Source data
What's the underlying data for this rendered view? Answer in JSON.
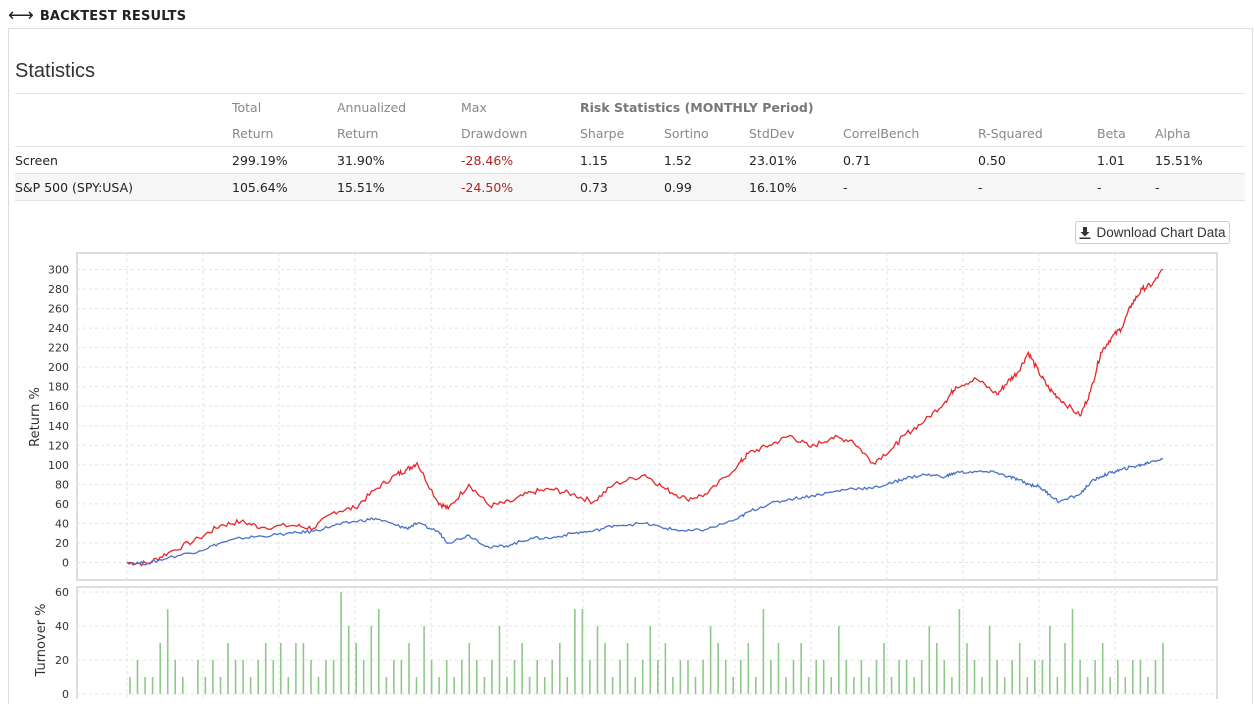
{
  "header": {
    "icon": "double-arrow-icon",
    "title": "BACKTEST RESULTS"
  },
  "statistics": {
    "title": "Statistics",
    "group_header": "Risk Statistics (MONTHLY Period)",
    "columns": [
      {
        "top": "Total",
        "bottom": "Return"
      },
      {
        "top": "Annualized",
        "bottom": "Return"
      },
      {
        "top": "Max",
        "bottom": "Drawdown"
      },
      {
        "top": "",
        "bottom": "Sharpe"
      },
      {
        "top": "",
        "bottom": "Sortino"
      },
      {
        "top": "",
        "bottom": "StdDev"
      },
      {
        "top": "",
        "bottom": "CorrelBench"
      },
      {
        "top": "",
        "bottom": "R-Squared"
      },
      {
        "top": "",
        "bottom": "Beta"
      },
      {
        "top": "",
        "bottom": "Alpha"
      }
    ],
    "rows": [
      {
        "name": "Screen",
        "values": [
          "299.19%",
          "31.90%",
          "-28.46%",
          "1.15",
          "1.52",
          "23.01%",
          "0.71",
          "0.50",
          "1.01",
          "15.51%"
        ]
      },
      {
        "name": "S&P 500 (SPY:USA)",
        "values": [
          "105.64%",
          "15.51%",
          "-24.50%",
          "0.73",
          "0.99",
          "16.10%",
          "-",
          "-",
          "-",
          "-"
        ]
      }
    ]
  },
  "download_button": {
    "label": "Download Chart Data",
    "icon": "download-icon"
  },
  "colors": {
    "screen": "#e8262b",
    "benchmark": "#4a72c6",
    "turnover": "#8fc98a",
    "negative": "#b22222"
  },
  "chart_data": [
    {
      "type": "line",
      "ylabel": "Return %",
      "xlabel": "",
      "ylim": [
        -10,
        310
      ],
      "yticks": [
        0,
        20,
        40,
        60,
        80,
        100,
        120,
        140,
        160,
        180,
        200,
        220,
        240,
        260,
        280,
        300
      ],
      "grid": true,
      "x_progress": [
        0,
        0.02,
        0.04,
        0.07,
        0.09,
        0.11,
        0.13,
        0.16,
        0.18,
        0.2,
        0.22,
        0.24,
        0.26,
        0.27,
        0.28,
        0.3,
        0.31,
        0.33,
        0.35,
        0.37,
        0.39,
        0.41,
        0.43,
        0.45,
        0.47,
        0.5,
        0.52,
        0.54,
        0.56,
        0.59,
        0.6,
        0.62,
        0.64,
        0.66,
        0.68,
        0.7,
        0.72,
        0.74,
        0.75,
        0.77,
        0.79,
        0.8,
        0.82,
        0.84,
        0.85,
        0.86,
        0.87,
        0.88,
        0.89,
        0.9,
        0.92,
        0.93,
        0.94,
        0.95,
        0.96,
        0.97,
        0.98,
        0.99,
        1.0
      ],
      "series": [
        {
          "color_key": "screen",
          "values": [
            0,
            -1,
            10,
            25,
            38,
            42,
            36,
            38,
            35,
            52,
            56,
            75,
            90,
            95,
            102,
            62,
            55,
            80,
            58,
            62,
            72,
            75,
            70,
            62,
            80,
            90,
            75,
            65,
            70,
            100,
            112,
            120,
            130,
            118,
            128,
            125,
            102,
            118,
            130,
            145,
            165,
            180,
            188,
            172,
            185,
            195,
            215,
            195,
            178,
            168,
            150,
            175,
            215,
            230,
            240,
            265,
            280,
            285,
            300
          ]
        },
        {
          "color_key": "benchmark",
          "values": [
            0,
            -1,
            5,
            12,
            20,
            25,
            27,
            30,
            32,
            38,
            42,
            45,
            38,
            35,
            40,
            32,
            20,
            28,
            15,
            18,
            25,
            25,
            30,
            32,
            38,
            40,
            35,
            32,
            34,
            45,
            52,
            60,
            65,
            68,
            72,
            76,
            76,
            82,
            86,
            90,
            88,
            92,
            93,
            92,
            88,
            85,
            80,
            78,
            70,
            62,
            70,
            82,
            88,
            92,
            95,
            98,
            100,
            104,
            106
          ]
        }
      ]
    },
    {
      "type": "bar",
      "ylabel": "Turnover %",
      "ylim": [
        0,
        60
      ],
      "yticks": [
        0,
        20,
        40,
        60
      ],
      "grid": true,
      "values": [
        10,
        20,
        10,
        10,
        30,
        50,
        20,
        10,
        0,
        20,
        10,
        20,
        10,
        30,
        20,
        20,
        10,
        20,
        30,
        20,
        30,
        10,
        30,
        30,
        20,
        10,
        20,
        20,
        60,
        40,
        30,
        20,
        40,
        50,
        10,
        20,
        20,
        30,
        10,
        40,
        20,
        10,
        20,
        10,
        20,
        30,
        20,
        10,
        20,
        40,
        10,
        20,
        30,
        10,
        20,
        10,
        20,
        30,
        10,
        50,
        50,
        20,
        40,
        30,
        10,
        20,
        30,
        10,
        20,
        40,
        20,
        30,
        10,
        20,
        20,
        10,
        20,
        40,
        30,
        20,
        10,
        20,
        30,
        10,
        50,
        20,
        30,
        10,
        20,
        30,
        10,
        20,
        20,
        10,
        40,
        20,
        10,
        20,
        10,
        20,
        30,
        10,
        20,
        20,
        10,
        20,
        40,
        30,
        20,
        10,
        50,
        30,
        20,
        10,
        40,
        20,
        10,
        20,
        30,
        10,
        20,
        20,
        40,
        10,
        30,
        50,
        20,
        10,
        20,
        30,
        10,
        20,
        10,
        20,
        20,
        10,
        20,
        30
      ]
    }
  ]
}
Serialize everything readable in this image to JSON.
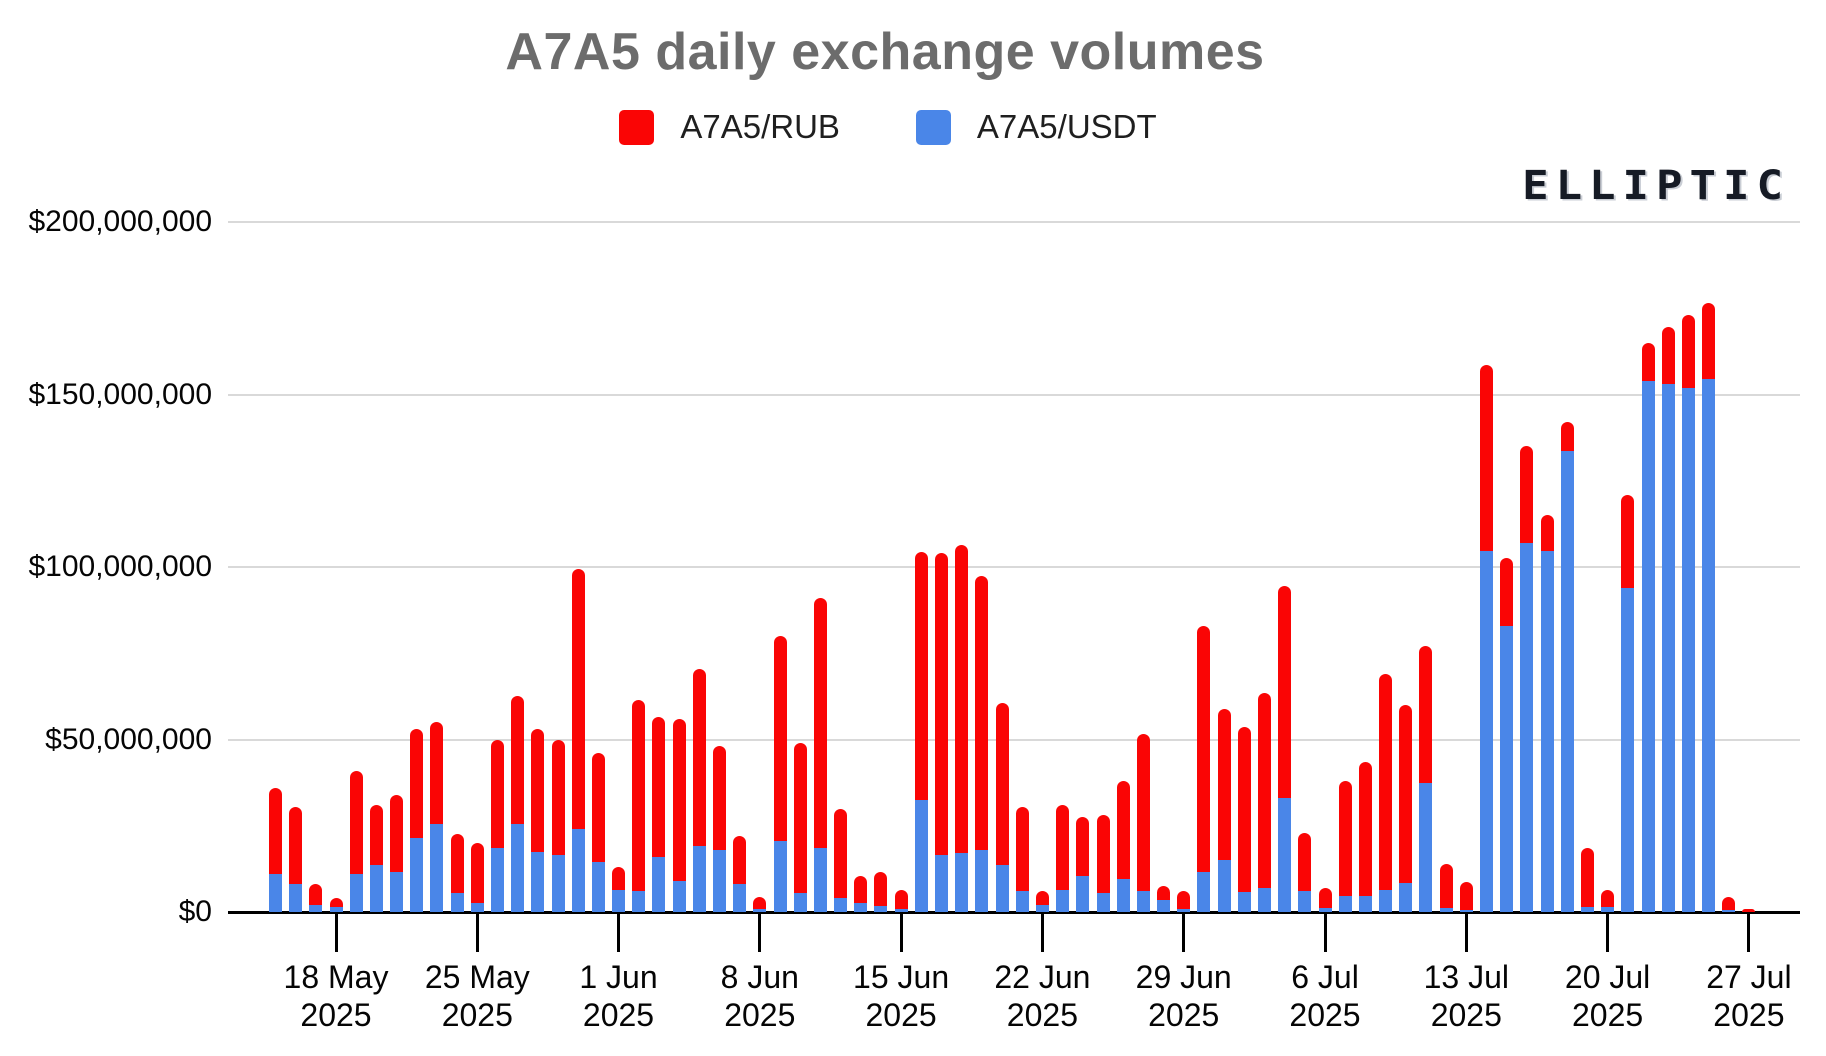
{
  "header": {
    "title": "A7A5 daily exchange volumes",
    "watermark": "ELLIPTIC"
  },
  "legend": {
    "items": [
      {
        "label": "A7A5/RUB",
        "color": "#fa0505"
      },
      {
        "label": "A7A5/USDT",
        "color": "#4a86e8"
      }
    ]
  },
  "chart_data": {
    "type": "bar",
    "stacked": true,
    "grid": true,
    "legend_position": "top",
    "units": "USD millions",
    "start_date": "2025-05-15",
    "end_date": "2025-07-27",
    "ylim_musd": [
      0,
      200
    ],
    "y_ticks": [
      {
        "label": "$200,000,000",
        "musd": 200
      },
      {
        "label": "$150,000,000",
        "musd": 150
      },
      {
        "label": "$100,000,000",
        "musd": 100
      },
      {
        "label": "$50,000,000",
        "musd": 50
      },
      {
        "label": "$0",
        "musd": 0
      }
    ],
    "x_ticks": [
      {
        "line1": "18 May",
        "line2": "2025",
        "day": 3
      },
      {
        "line1": "25 May",
        "line2": "2025",
        "day": 10
      },
      {
        "line1": "1 Jun",
        "line2": "2025",
        "day": 17
      },
      {
        "line1": "8 Jun",
        "line2": "2025",
        "day": 24
      },
      {
        "line1": "15 Jun",
        "line2": "2025",
        "day": 31
      },
      {
        "line1": "22 Jun",
        "line2": "2025",
        "day": 38
      },
      {
        "line1": "29 Jun",
        "line2": "2025",
        "day": 45
      },
      {
        "line1": "6 Jul",
        "line2": "2025",
        "day": 52
      },
      {
        "line1": "13 Jul",
        "line2": "2025",
        "day": 59
      },
      {
        "line1": "20 Jul",
        "line2": "2025",
        "day": 66
      },
      {
        "line1": "27 Jul",
        "line2": "2025",
        "day": 73
      }
    ],
    "series": [
      {
        "name": "A7A5/RUB",
        "color": "#fa0505",
        "stack_position": "top",
        "values_musd": [
          25,
          22.5,
          6,
          2.7,
          30,
          17.5,
          22.5,
          31.5,
          29.5,
          17,
          17.3,
          31.5,
          37,
          35.5,
          33.5,
          75.5,
          31.5,
          6.7,
          55.5,
          40.5,
          47,
          51.5,
          30,
          14,
          3.5,
          59.5,
          43.5,
          72.5,
          26,
          7.8,
          9.7,
          5.5,
          72,
          87.5,
          89.5,
          79.5,
          47,
          24.5,
          4,
          24.7,
          17,
          22.5,
          28.5,
          45.5,
          4,
          5,
          71.5,
          44,
          47.8,
          56.5,
          61.5,
          17,
          5.7,
          33.5,
          39,
          62.5,
          51.7,
          39.5,
          13,
          8.2,
          54,
          19.5,
          28,
          10.5,
          8.5,
          17.2,
          5.2,
          27,
          11,
          16.5,
          21,
          22,
          4,
          1
        ]
      },
      {
        "name": "A7A5/USDT",
        "color": "#4a86e8",
        "stack_position": "bottom",
        "values_musd": [
          11,
          8,
          2,
          1.3,
          11,
          13.5,
          11.5,
          21.5,
          25.5,
          5.5,
          2.7,
          18.5,
          25.5,
          17.5,
          16.5,
          24,
          14.5,
          6.3,
          6,
          16,
          9,
          19,
          18,
          8,
          1,
          20.5,
          5.5,
          18.5,
          4,
          2.7,
          1.8,
          1,
          32.5,
          16.5,
          17,
          18,
          13.5,
          6,
          2,
          6.3,
          10.5,
          5.5,
          9.5,
          6,
          3.5,
          1,
          11.5,
          15,
          5.7,
          7,
          33,
          6,
          1.3,
          4.5,
          4.5,
          6.5,
          8.3,
          37.5,
          1,
          0.5,
          104.5,
          83,
          107,
          104.5,
          133.5,
          1.3,
          1.3,
          94,
          154,
          153,
          152,
          154.5,
          0.5,
          0
        ]
      }
    ]
  }
}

(Task prompt)
Tell how many lines in the material contain the word "name". Only the number is wanted.

(Response for this exercise)
4